Énoncé:
Selon le texte sur les orateurs romains, sous quels consuls Plaute est-il mort ?

Texte à lire:
<<<<

Ennius a nommé Suada ce que les Grecs appellent Πειθὼ,, c'est-à-dire, la Persuasion, fille de l'Éloquence. Cette déesse reposait, suivant Eupolis, sur les lèvres de Périclès : Ennius dit que notre orateur en était l'âme. Au reste, Céthégus fut consul avec P. Tuditanus pendant la seconde guerre Punique, et M. Caton fut questeur pendant leur consulat, exactement cent quarante ans avant le mien; et sans le témoignage unique d'Ennius, le talent oratoire de Céthégus serait, comme il est arrivé peut-être de beaucoup d'autres, enseveli dans un éternel oubli. Les écrits de Névius peuvent donner une idée du langage de ce temps-là; car nous lisons dans les anciens mémoires que Névius est mort sous les consuls que je viens de nommer. II est vrai que notre ami Varron, si exact dans ses recherches sur l'antiquité, pense qu'il y a erreur de date, et fait vivre Névius plus longtemps. Quant à Plaute, il est mort vingt ans plus tard sous le consulat de Publius Claudius et de L. Porcius, lorsque Caton était censeur.

Ainsi, après Céthégus, et dans l'ordre des temps, vient Caton qui fut consul neuf ans plus tard que lui. Nous le regardons comme très ancien, et cependant il mourut sous le consulat de L. Martius et de M'. Manilius, précisément quatre-vingt-six ans avant le mien.

>>>>

Enregistrements tirés d'une collection de données
<<<<

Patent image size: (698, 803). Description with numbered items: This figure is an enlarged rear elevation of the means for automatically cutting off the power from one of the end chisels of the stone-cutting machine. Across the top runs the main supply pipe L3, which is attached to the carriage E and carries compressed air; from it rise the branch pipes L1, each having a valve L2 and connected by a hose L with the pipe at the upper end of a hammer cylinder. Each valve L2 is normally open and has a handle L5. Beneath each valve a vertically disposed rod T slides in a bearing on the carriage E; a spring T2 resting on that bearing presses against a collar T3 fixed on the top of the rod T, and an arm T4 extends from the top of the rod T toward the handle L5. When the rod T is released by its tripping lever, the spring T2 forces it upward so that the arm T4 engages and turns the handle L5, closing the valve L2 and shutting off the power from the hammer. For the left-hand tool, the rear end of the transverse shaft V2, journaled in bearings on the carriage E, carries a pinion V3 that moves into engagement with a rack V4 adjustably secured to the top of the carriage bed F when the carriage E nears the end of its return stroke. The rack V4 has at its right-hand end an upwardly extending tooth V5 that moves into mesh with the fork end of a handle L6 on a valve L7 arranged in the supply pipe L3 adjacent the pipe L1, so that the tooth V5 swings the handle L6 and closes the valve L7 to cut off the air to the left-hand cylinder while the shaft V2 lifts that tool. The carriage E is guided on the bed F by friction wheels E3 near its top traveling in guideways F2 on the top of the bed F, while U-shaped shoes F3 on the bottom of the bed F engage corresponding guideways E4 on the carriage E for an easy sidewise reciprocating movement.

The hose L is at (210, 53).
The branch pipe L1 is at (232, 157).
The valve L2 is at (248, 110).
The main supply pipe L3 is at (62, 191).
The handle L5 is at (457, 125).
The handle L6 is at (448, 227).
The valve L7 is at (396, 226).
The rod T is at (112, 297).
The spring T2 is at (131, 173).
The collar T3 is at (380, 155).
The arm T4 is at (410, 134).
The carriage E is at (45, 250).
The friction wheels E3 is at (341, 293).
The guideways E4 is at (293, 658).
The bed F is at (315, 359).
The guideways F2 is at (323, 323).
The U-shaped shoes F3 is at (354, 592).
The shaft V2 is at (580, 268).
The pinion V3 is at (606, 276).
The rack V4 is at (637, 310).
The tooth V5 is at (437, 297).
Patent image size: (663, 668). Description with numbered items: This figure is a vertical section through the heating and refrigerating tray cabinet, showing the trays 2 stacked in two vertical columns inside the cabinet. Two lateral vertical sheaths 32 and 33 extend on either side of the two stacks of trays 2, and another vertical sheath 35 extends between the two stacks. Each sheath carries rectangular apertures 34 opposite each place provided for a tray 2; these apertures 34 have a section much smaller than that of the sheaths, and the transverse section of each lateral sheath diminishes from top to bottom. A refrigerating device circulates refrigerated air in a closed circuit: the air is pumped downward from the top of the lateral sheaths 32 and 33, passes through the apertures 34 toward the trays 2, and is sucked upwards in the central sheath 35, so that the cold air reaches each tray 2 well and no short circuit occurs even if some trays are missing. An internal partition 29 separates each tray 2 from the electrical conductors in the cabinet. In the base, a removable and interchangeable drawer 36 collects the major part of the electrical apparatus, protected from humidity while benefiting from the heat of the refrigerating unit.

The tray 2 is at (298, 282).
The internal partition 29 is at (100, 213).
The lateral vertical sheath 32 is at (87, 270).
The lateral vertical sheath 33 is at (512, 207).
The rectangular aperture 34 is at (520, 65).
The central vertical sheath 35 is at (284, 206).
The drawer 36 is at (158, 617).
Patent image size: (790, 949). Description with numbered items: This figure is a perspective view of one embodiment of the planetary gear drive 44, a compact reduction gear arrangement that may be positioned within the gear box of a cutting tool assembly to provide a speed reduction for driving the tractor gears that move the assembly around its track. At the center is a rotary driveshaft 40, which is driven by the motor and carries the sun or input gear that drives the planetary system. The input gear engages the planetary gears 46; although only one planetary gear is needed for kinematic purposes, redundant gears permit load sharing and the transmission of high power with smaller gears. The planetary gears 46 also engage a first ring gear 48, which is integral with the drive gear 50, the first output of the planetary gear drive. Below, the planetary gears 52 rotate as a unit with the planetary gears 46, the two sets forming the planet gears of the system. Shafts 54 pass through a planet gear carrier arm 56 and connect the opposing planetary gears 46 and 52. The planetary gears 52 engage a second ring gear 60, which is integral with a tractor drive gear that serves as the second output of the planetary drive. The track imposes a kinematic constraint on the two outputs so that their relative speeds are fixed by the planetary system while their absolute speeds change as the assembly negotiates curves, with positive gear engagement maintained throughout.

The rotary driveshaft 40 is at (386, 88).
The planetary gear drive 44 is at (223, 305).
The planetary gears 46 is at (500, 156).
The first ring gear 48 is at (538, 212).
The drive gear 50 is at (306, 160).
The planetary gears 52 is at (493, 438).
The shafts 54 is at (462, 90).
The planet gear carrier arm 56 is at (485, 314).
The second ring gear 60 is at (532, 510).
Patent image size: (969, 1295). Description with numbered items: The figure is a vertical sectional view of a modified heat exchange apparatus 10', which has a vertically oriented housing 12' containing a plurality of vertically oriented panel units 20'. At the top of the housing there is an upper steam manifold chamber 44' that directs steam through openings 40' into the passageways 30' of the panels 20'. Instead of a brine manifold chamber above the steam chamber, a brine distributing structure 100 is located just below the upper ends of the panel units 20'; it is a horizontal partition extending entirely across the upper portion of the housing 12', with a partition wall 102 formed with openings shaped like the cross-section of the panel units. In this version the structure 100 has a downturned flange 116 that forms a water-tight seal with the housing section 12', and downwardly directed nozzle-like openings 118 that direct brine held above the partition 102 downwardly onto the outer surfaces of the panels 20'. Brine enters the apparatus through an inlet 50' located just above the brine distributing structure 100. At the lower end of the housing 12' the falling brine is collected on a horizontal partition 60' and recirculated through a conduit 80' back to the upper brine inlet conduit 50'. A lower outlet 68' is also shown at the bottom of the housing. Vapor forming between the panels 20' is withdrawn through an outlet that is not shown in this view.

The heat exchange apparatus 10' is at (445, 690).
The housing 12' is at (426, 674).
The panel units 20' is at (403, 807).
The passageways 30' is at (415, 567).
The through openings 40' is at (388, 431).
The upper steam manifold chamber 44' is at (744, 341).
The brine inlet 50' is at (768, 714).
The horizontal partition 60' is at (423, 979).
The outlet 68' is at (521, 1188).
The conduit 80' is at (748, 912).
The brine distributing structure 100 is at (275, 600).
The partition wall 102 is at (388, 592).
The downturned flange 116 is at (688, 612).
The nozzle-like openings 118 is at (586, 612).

>>>>

Solution:
Sous le consulat de Publius Claudius et de L. Porcius.